▸ **Task**: Filter the records below and copy every line containing the word "Administration".

▸ **Input records**:
::::::
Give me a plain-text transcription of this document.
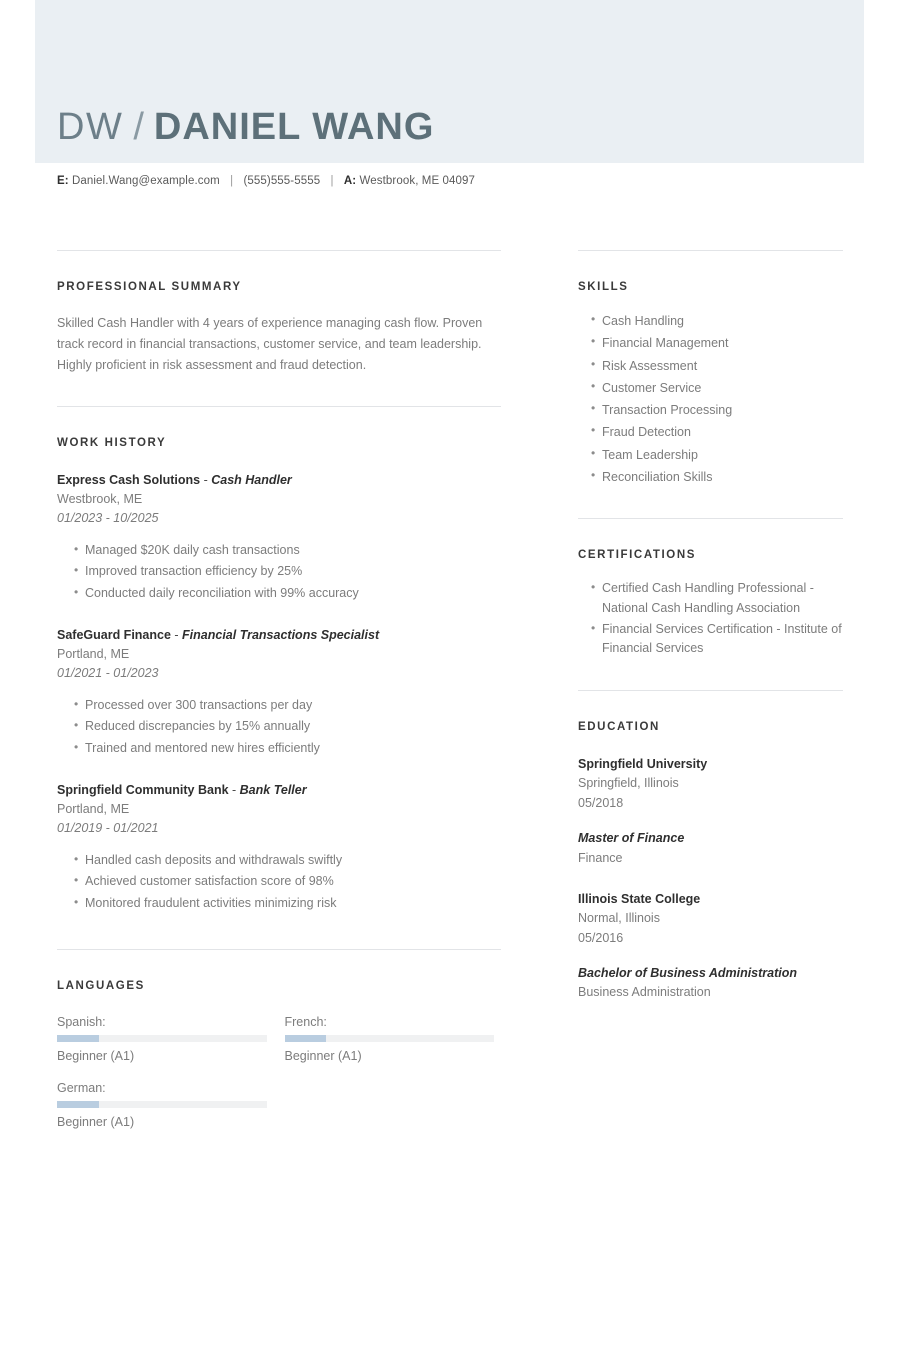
DW / DANIEL WANG
E: Daniel.Wang@example.com | (555)555-5555 | A: Westbrook, ME 04097
PROFESSIONAL SUMMARY
Skilled Cash Handler with 4 years of experience managing cash flow. Proven track record in financial transactions, customer service, and team leadership. Highly proficient in risk assessment and fraud detection.
WORK HISTORY
Express Cash Solutions - Cash Handler
Westbrook, ME
01/2023 - 10/2025
• Managed $20K daily cash transactions
• Improved transaction efficiency by 25%
• Conducted daily reconciliation with 99% accuracy
SafeGuard Finance - Financial Transactions Specialist
Portland, ME
01/2021 - 01/2023
• Processed over 300 transactions per day
• Reduced discrepancies by 15% annually
• Trained and mentored new hires efficiently
Springfield Community Bank - Bank Teller
Portland, ME
01/2019 - 01/2021
• Handled cash deposits and withdrawals swiftly
• Achieved customer satisfaction score of 98%
• Monitored fraudulent activities minimizing risk
LANGUAGES
Spanish:
Beginner (A1)
French:
Beginner (A1)
German:
Beginner (A1)
SKILLS
• Cash Handling
• Financial Management
• Risk Assessment
• Customer Service
• Transaction Processing
• Fraud Detection
• Team Leadership
• Reconciliation Skills
CERTIFICATIONS
• Certified Cash Handling Professional - National Cash Handling Association
• Financial Services Certification - Institute of Financial Services
EDUCATION
Springfield University
Springfield, Illinois
05/2018
Master of Finance
Finance
Illinois State College
Normal, Illinois
05/2016
Bachelor of Business Administration
Business Administration
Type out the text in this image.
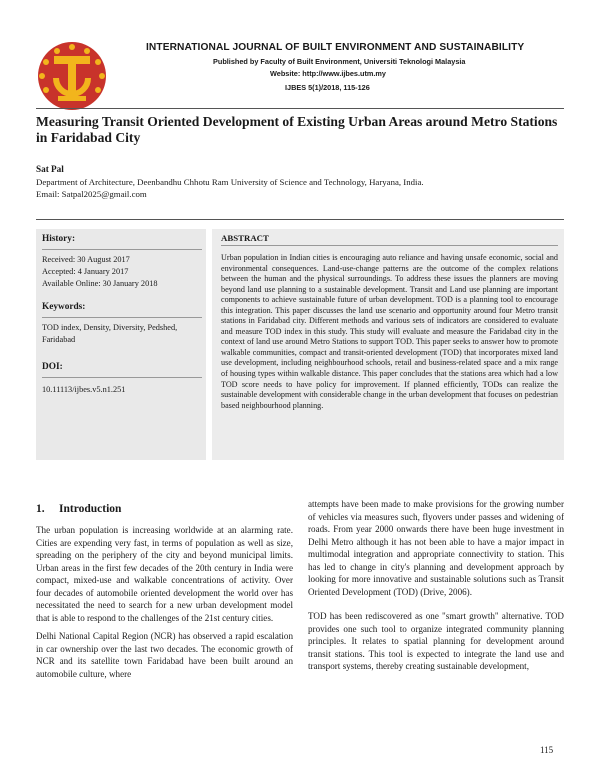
INTERNATIONAL JOURNAL OF BUILT ENVIRONMENT AND SUSTAINABILITY
Published by Faculty of Built Environment, Universiti Teknologi Malaysia
Website: http://www.ijbes.utm.my
IJBES 5(1)/2018, 115-126
Measuring Transit Oriented Development of Existing Urban Areas around Metro Stations
in Faridabad City
Sat Pal
Department of Architecture, Deenbandhu Chhotu Ram University of Science and Technology, Haryana, India.
Email: Satpal2025@gmail.com
History:
Received: 30 August 2017
Accepted: 4 January 2017
Available Online: 30 January 2018
Keywords:
TOD index, Density, Diversity, Pedshed,
Faridabad
DOI:
10.11113/ijbes.v5.n1.251
ABSTRACT
Urban population in Indian cities is encouraging auto reliance and having unsafe economic, social and environmental consequences. Land-use-change patterns are the outcome of the complex relations between the human and the physical surroundings. To address these issues the planners are moving beyond land use planning to a sustainable development. Transit and Land use planning are important components to achieve sustainable future of urban development. TOD is a planning tool to encourage this integration. This paper discusses the land use scenario and opportunity around four Metro transit stations in Faridabad city. Different methods and various sets of indicators are considered to evaluate and measure TOD index in this study. This study will evaluate and measure the Faridabad city in the context of land use around Metro Stations to support TOD. This paper seeks to answer how to promote walkable communities, compact and transit-oriented development (TOD) that incorporates mixed land use development, including neighbourhood schools, retail and business-related space and a mix range of housing types within walkable distance. This paper concludes that the stations area which had a low TOD score needs to have policy for improvement. If planned efficiently, TODs can realize the sustainable development with considerable change in the urban development that focuses on pedestrian based neighbourhood planning.
1.     Introduction
The urban population is increasing worldwide at an alarming rate. Cities are expending very fast, in terms of population as well as size, spreading on the periphery of the city and beyond municipal limits. Urban areas in the first few decades of the 20th century in India were compact, mixed-use and walkable concentrations of activity. Over four decades of automobile oriented development the world over has necessitated the need to search for a new urban development model that is able to respond to the challenges of the 21st century cities.
Delhi National Capital Region (NCR) has observed a rapid escalation in car ownership over the last two decades. The economic growth of NCR and its satellite town Faridabad have been built around an automobile culture, where
attempts have been made to make provisions for the growing number of vehicles via measures such, flyovers under passes and widening of roads. From year 2000 onwards there have been huge investment in Delhi Metro although it has not been able to have a major impact in multimodal integration and appropriate connectivity to station. This has led to change in city's planning and development approach by looking for more innovative and sustainable solutions such as Transit Oriented Development (TOD) (Drive, 2006).
TOD has been rediscovered as one "smart growth" alternative. TOD provides one such tool to organize integrated community planning principles. It relates to spatial planning for development around transit stations. This tool is expected to integrate the land use and transport systems, thereby creating sustainable development,
115
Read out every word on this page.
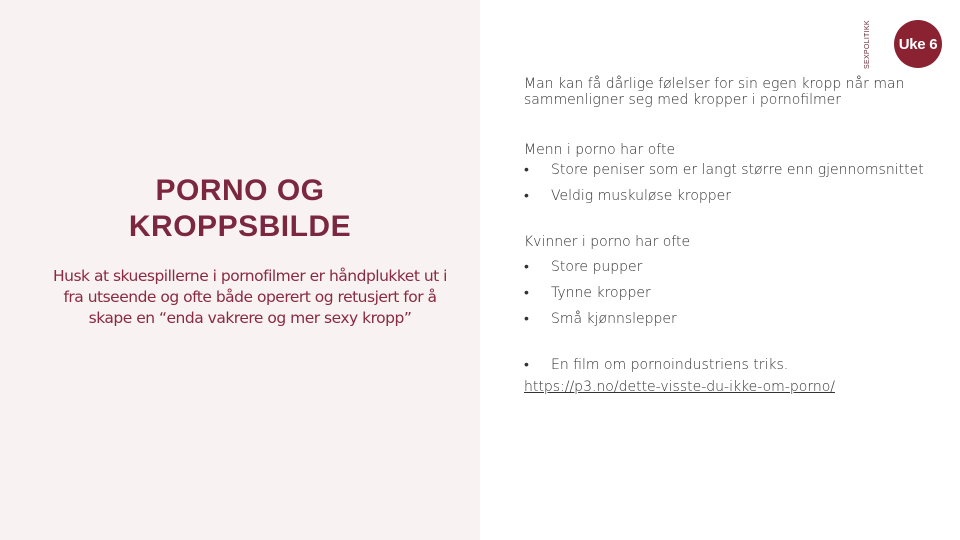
PORNO OG KROPPSBILDE

Husk at skuespillerne i pornofilmer er håndplukket ut i fra utseende og ofte både operert og retusjert for å skape en “enda vakrere og mer sexy kropp”

SEXPOLITIKK	Uke 6

Man kan få dårlige følelser for sin egen kropp når man sammenligner seg med kropper i pornofilmer

Menn i porno har ofte

• Store peniser som er langt større enn gjennomsnittet
• Veldig muskuløse kropper

Kvinner i porno har ofte

• Store pupper
• Tynne kropper
• Små kjønnslepper

• En film om pornoindustriens triks.

https://p3.no/dette-visste-du-ikke-om-porno/
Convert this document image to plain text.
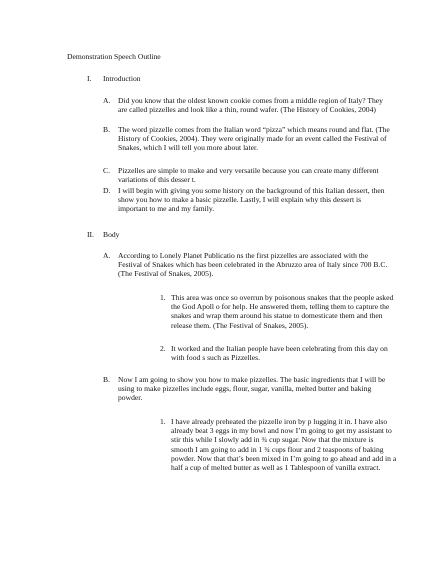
Demonstration Speech Outline

I. Introduction
A. Did you know that the oldest known cookie comes from a middle region of Italy? They are called pizzelles and look like a thin, round wafer. (The History of Cookies, 2004)

B. The word pizzelle comes from the Italian word “pizza” which means round and flat. (The History of Cookies, 2004). They were originally made for an event called the Festival of Snakes, which I will tell you more about later.

C. Pizzelles are simple to make and very versatile because you can create many different variations of this desser t.

D. I will begin with giving you some history on the background of this Italian dessert, then show you how to make a basic pizzelle. Lastly, I will explain why this dessert is important to me and my family.

II. Body
A. According to Lonely Planet Publicatio ns the first pizzelles are associated with the Festival of Snakes which has been celebrated in the Abruzzo area of Italy since 700 B.C. (The Festival of Snakes, 2005).

1. This area was once so overrun by poisonous snakes that the people asked the God Apoll o for help. He answered them, telling them to capture the snakes and wrap them around his statue to domesticate them and then release them. (The Festival of Snakes, 2005).

2. It worked and the Italian people have been celebrating from this day on with food s such as Pizzelles.

B. Now I am going to show you how to make pizzelles. The basic ingredients that I will be using to make pizzelles include eggs, flour, sugar, vanilla, melted butter and baking powder.

1. I have already preheated the pizzelle iron by p lugging it in. I have also already beat 3 eggs in my bowl and now I’m going to get my assistant to stir this while I slowly add in ¾ cup sugar. Now that the mixture is smooth I am going to add in 1 ¾ cups flour and 2 teaspoons of baking powder. Now that that’s been mixed in I’m going to go ahead and add in a half a cup of melted butter as well as 1 Tablespoon of vanilla extract.
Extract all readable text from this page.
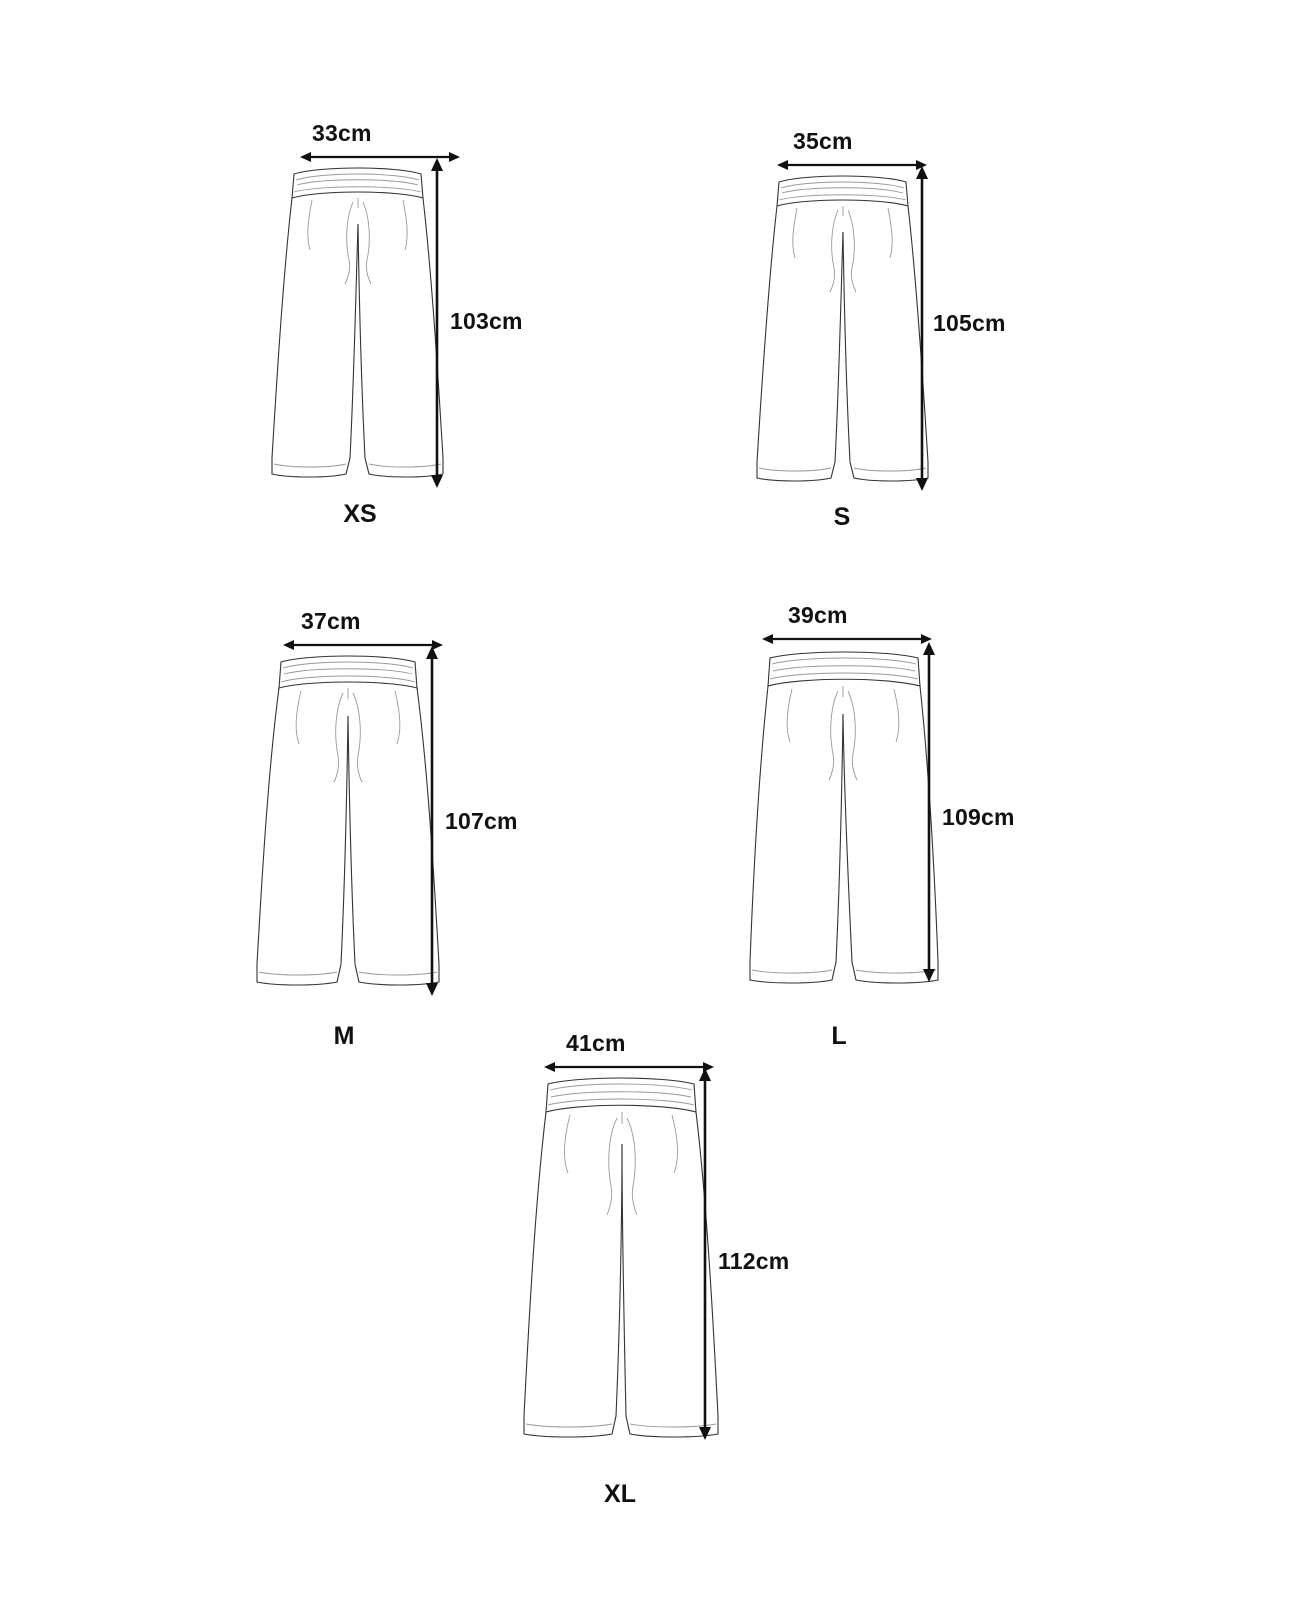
33cm
103cm
XS
35cm
105cm
S
37cm
107cm
M
39cm
109cm
L
41cm
112cm
XL
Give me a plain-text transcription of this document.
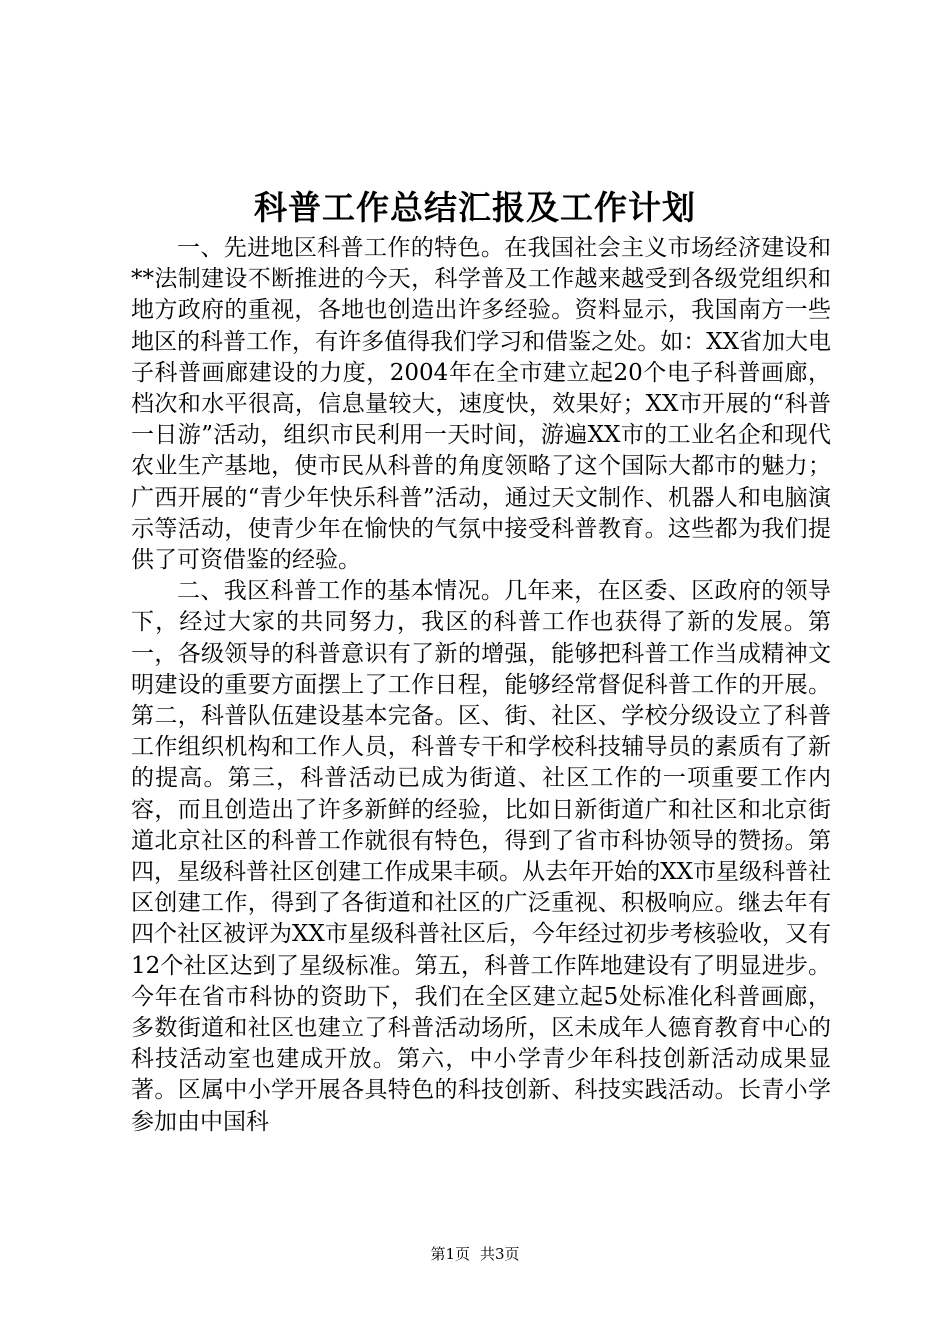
科普工作总结汇报及工作计划

一、先进地区科普工作的特色。在我国社会主义市场经济建设和**法制建设不断推进的今天，科学普及工作越来越受到各级党组织和地方政府的重视，各地也创造出许多经验。资料显示，我国南方一些地区的科普工作，有许多值得我们学习和借鉴之处。如：XX省加大电子科普画廊建设的力度，2004年在全市建立起20个电子科普画廊，档次和水平很高，信息量较大，速度快，效果好；XX市开展的“科普一日游”活动，组织市民利用一天时间，游遍XX市的工业名企和现代农业生产基地，使市民从科普的角度领略了这个国际大都市的魅力；广西开展的“青少年快乐科普”活动，通过天文制作、机器人和电脑演示等活动，使青少年在愉快的气氛中接受科普教育。这些都为我们提供了可资借鉴的经验。

二、我区科普工作的基本情况。几年来，在区委、区政府的领导下，经过大家的共同努力，我区的科普工作也获得了新的发展。第一，各级领导的科普意识有了新的增强，能够把科普工作当成精神文明建设的重要方面摆上了工作日程，能够经常督促科普工作的开展。第二，科普队伍建设基本完备。区、街、社区、学校分级设立了科普工作组织机构和工作人员，科普专干和学校科技辅导员的素质有了新的提高。第三，科普活动已成为街道、社区工作的一项重要工作内容，而且创造出了许多新鲜的经验，比如日新街道广和社区和北京街道北京社区的科普工作就很有特色，得到了省市科协领导的赞扬。第四，星级科普社区创建工作成果丰硕。从去年开始的XX市星级科普社区创建工作，得到了各街道和社区的广泛重视、积极响应。继去年有四个社区被评为XX市星级科普社区后，今年经过初步考核验收，又有12个社区达到了星级标准。第五，科普工作阵地建设有了明显进步。今年在省市科协的资助下，我们在全区建立起5处标准化科普画廊，多数街道和社区也建立了科普活动场所，区未成年人德育教育中心的科技活动室也建成开放。第六，中小学青少年科技创新活动成果显著。区属中小学开展各具特色的科技创新、科技实践活动。长青小学参加由中国科

第1页 共3页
::::::
▸ **Output**:
Bachelor of Business Administration
Business Administration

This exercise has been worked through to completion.